(Figure record listings)
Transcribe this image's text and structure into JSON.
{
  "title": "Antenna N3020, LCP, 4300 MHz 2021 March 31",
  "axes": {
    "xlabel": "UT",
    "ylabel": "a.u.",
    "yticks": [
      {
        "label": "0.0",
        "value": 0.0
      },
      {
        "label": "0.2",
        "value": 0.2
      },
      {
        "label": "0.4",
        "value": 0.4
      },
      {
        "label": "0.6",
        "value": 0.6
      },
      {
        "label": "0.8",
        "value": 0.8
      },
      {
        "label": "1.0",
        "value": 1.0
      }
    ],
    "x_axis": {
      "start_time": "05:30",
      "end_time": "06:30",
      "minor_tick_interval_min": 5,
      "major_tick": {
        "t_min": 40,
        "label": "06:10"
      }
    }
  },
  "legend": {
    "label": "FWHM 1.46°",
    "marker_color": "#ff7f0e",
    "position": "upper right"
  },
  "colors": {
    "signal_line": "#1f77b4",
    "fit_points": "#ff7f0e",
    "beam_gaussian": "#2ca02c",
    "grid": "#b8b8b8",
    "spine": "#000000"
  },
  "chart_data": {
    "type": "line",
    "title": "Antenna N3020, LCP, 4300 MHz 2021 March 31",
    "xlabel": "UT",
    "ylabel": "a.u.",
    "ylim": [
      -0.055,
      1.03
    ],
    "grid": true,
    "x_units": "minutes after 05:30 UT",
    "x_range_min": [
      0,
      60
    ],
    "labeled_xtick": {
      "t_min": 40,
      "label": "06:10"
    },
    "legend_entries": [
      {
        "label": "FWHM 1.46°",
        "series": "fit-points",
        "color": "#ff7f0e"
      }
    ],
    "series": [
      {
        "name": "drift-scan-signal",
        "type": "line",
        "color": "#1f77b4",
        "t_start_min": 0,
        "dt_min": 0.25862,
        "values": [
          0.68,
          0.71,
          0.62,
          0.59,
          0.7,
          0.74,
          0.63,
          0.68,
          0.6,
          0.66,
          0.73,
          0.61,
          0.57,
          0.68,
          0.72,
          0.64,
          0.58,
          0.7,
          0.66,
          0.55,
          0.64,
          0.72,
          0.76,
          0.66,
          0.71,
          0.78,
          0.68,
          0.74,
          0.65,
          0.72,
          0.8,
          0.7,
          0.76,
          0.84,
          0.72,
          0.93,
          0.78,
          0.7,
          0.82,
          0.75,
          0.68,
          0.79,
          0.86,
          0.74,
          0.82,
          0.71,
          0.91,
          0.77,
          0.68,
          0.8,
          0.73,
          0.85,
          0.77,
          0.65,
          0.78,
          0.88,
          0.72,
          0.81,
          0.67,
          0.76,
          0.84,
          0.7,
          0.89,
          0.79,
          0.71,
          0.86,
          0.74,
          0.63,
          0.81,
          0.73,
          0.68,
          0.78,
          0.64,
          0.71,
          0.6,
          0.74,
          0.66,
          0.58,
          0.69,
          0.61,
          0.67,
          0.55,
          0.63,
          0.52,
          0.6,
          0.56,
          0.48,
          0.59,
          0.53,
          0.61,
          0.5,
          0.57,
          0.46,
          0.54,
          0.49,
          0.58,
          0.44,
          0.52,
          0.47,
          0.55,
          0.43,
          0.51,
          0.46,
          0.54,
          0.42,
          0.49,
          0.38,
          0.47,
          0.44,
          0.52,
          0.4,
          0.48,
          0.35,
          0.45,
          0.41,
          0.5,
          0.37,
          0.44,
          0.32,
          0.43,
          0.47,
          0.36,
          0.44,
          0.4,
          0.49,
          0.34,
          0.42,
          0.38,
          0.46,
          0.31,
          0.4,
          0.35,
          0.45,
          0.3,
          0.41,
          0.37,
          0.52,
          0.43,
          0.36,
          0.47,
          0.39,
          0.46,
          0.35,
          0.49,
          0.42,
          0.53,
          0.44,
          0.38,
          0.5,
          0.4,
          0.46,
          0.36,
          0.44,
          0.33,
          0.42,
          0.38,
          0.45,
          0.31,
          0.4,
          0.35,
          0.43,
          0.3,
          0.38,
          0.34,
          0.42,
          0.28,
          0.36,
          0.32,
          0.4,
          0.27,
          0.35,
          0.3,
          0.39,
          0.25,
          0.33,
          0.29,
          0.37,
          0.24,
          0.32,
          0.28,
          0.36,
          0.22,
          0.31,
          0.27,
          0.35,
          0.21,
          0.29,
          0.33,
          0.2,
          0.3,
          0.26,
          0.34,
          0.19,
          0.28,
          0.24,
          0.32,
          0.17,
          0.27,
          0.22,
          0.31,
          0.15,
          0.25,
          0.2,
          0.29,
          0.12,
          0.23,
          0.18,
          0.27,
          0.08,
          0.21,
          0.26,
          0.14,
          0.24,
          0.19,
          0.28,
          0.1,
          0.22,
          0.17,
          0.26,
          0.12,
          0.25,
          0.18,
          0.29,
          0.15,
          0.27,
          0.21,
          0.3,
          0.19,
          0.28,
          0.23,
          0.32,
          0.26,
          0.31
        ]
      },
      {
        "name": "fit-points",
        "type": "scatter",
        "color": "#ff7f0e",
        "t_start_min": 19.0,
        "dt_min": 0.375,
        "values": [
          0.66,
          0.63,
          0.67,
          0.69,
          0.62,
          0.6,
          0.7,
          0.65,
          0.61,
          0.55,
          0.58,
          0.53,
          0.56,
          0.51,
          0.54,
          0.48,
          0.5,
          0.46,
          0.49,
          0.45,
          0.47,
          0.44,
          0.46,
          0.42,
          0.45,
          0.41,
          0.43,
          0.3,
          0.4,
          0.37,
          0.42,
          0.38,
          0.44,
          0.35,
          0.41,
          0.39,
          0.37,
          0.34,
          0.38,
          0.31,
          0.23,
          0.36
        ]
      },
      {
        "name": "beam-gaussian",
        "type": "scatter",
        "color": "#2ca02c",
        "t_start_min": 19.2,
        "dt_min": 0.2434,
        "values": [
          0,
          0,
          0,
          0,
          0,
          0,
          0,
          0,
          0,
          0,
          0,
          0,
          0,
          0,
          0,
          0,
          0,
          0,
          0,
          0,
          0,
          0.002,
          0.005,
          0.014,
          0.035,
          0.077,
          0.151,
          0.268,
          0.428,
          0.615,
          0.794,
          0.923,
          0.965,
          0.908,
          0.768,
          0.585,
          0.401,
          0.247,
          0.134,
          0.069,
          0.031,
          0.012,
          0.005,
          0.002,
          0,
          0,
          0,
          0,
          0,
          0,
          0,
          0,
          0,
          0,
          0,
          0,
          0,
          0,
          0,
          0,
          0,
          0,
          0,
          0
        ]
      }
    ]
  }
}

● **Exercise directions**
Every line above should be retyped exactly as given.

● **Final result**
Transcribe this image's text and structure into JSON.
{
  "title": "Antenna N3020, LCP, 4300 MHz 2021 March 31",
  "axes": {
    "xlabel": "UT",
    "ylabel": "a.u.",
    "yticks": [
      {
        "label": "0.0",
        "value": 0.0
      },
      {
        "label": "0.2",
        "value": 0.2
      },
      {
        "label": "0.4",
        "value": 0.4
      },
      {
        "label": "0.6",
        "value": 0.6
      },
      {
        "label": "0.8",
        "value": 0.8
      },
      {
        "label": "1.0",
        "value": 1.0
      }
    ],
    "x_axis": {
      "start_time": "05:30",
      "end_time": "06:30",
      "minor_tick_interval_min": 5,
      "major_tick": {
        "t_min": 40,
        "label": "06:10"
      }
    }
  },
  "legend": {
    "label": "FWHM 1.46°",
    "marker_color": "#ff7f0e",
    "position": "upper right"
  },
  "colors": {
    "signal_line": "#1f77b4",
    "fit_points": "#ff7f0e",
    "beam_gaussian": "#2ca02c",
    "grid": "#b8b8b8",
    "spine": "#000000"
  },
  "chart_data": {
    "type": "line",
    "title": "Antenna N3020, LCP, 4300 MHz 2021 March 31",
    "xlabel": "UT",
    "ylabel": "a.u.",
    "ylim": [
      -0.055,
      1.03
    ],
    "grid": true,
    "x_units": "minutes after 05:30 UT",
    "x_range_min": [
      0,
      60
    ],
    "labeled_xtick": {
      "t_min": 40,
      "label": "06:10"
    },
    "legend_entries": [
      {
        "label": "FWHM 1.46°",
        "series": "fit-points",
        "color": "#ff7f0e"
      }
    ],
    "series": [
      {
        "name": "drift-scan-signal",
        "type": "line",
        "color": "#1f77b4",
        "t_start_min": 0,
        "dt_min": 0.25862,
        "values": [
          0.68,
          0.71,
          0.62,
          0.59,
          0.7,
          0.74,
          0.63,
          0.68,
          0.6,
          0.66,
          0.73,
          0.61,
          0.57,
          0.68,
          0.72,
          0.64,
          0.58,
          0.7,
          0.66,
          0.55,
          0.64,
          0.72,
          0.76,
          0.66,
          0.71,
          0.78,
          0.68,
          0.74,
          0.65,
          0.72,
          0.8,
          0.7,
          0.76,
          0.84,
          0.72,
          0.93,
          0.78,
          0.7,
          0.82,
          0.75,
          0.68,
          0.79,
          0.86,
          0.74,
          0.82,
          0.71,
          0.91,
          0.77,
          0.68,
          0.8,
          0.73,
          0.85,
          0.77,
          0.65,
          0.78,
          0.88,
          0.72,
          0.81,
          0.67,
          0.76,
          0.84,
          0.7,
          0.89,
          0.79,
          0.71,
          0.86,
          0.74,
          0.63,
          0.81,
          0.73,
          0.68,
          0.78,
          0.64,
          0.71,
          0.6,
          0.74,
          0.66,
          0.58,
          0.69,
          0.61,
          0.67,
          0.55,
          0.63,
          0.52,
          0.6,
          0.56,
          0.48,
          0.59,
          0.53,
          0.61,
          0.5,
          0.57,
          0.46,
          0.54,
          0.49,
          0.58,
          0.44,
          0.52,
          0.47,
          0.55,
          0.43,
          0.51,
          0.46,
          0.54,
          0.42,
          0.49,
          0.38,
          0.47,
          0.44,
          0.52,
          0.4,
          0.48,
          0.35,
          0.45,
          0.41,
          0.5,
          0.37,
          0.44,
          0.32,
          0.43,
          0.47,
          0.36,
          0.44,
          0.4,
          0.49,
          0.34,
          0.42,
          0.38,
          0.46,
          0.31,
          0.4,
          0.35,
          0.45,
          0.3,
          0.41,
          0.37,
          0.52,
          0.43,
          0.36,
          0.47,
          0.39,
          0.46,
          0.35,
          0.49,
          0.42,
          0.53,
          0.44,
          0.38,
          0.5,
          0.4,
          0.46,
          0.36,
          0.44,
          0.33,
          0.42,
          0.38,
          0.45,
          0.31,
          0.4,
          0.35,
          0.43,
          0.3,
          0.38,
          0.34,
          0.42,
          0.28,
          0.36,
          0.32,
          0.4,
          0.27,
          0.35,
          0.3,
          0.39,
          0.25,
          0.33,
          0.29,
          0.37,
          0.24,
          0.32,
          0.28,
          0.36,
          0.22,
          0.31,
          0.27,
          0.35,
          0.21,
          0.29,
          0.33,
          0.2,
          0.3,
          0.26,
          0.34,
          0.19,
          0.28,
          0.24,
          0.32,
          0.17,
          0.27,
          0.22,
          0.31,
          0.15,
          0.25,
          0.2,
          0.29,
          0.12,
          0.23,
          0.18,
          0.27,
          0.08,
          0.21,
          0.26,
          0.14,
          0.24,
          0.19,
          0.28,
          0.1,
          0.22,
          0.17,
          0.26,
          0.12,
          0.25,
          0.18,
          0.29,
          0.15,
          0.27,
          0.21,
          0.3,
          0.19,
          0.28,
          0.23,
          0.32,
          0.26,
          0.31
        ]
      },
      {
        "name": "fit-points",
        "type": "scatter",
        "color": "#ff7f0e",
        "t_start_min": 19.0,
        "dt_min": 0.375,
        "values": [
          0.66,
          0.63,
          0.67,
          0.69,
          0.62,
          0.6,
          0.7,
          0.65,
          0.61,
          0.55,
          0.58,
          0.53,
          0.56,
          0.51,
          0.54,
          0.48,
          0.5,
          0.46,
          0.49,
          0.45,
          0.47,
          0.44,
          0.46,
          0.42,
          0.45,
          0.41,
          0.43,
          0.3,
          0.4,
          0.37,
          0.42,
          0.38,
          0.44,
          0.35,
          0.41,
          0.39,
          0.37,
          0.34,
          0.38,
          0.31,
          0.23,
          0.36
        ]
      },
      {
        "name": "beam-gaussian",
        "type": "scatter",
        "color": "#2ca02c",
        "t_start_min": 19.2,
        "dt_min": 0.2434,
        "values": [
          0,
          0,
          0,
          0,
          0,
          0,
          0,
          0,
          0,
          0,
          0,
          0,
          0,
          0,
          0,
          0,
          0,
          0,
          0,
          0,
          0,
          0.002,
          0.005,
          0.014,
          0.035,
          0.077,
          0.151,
          0.268,
          0.428,
          0.615,
          0.794,
          0.923,
          0.965,
          0.908,
          0.768,
          0.585,
          0.401,
          0.247,
          0.134,
          0.069,
          0.031,
          0.012,
          0.005,
          0.002,
          0,
          0,
          0,
          0,
          0,
          0,
          0,
          0,
          0,
          0,
          0,
          0,
          0,
          0,
          0,
          0,
          0,
          0,
          0,
          0
        ]
      }
    ]
  }
}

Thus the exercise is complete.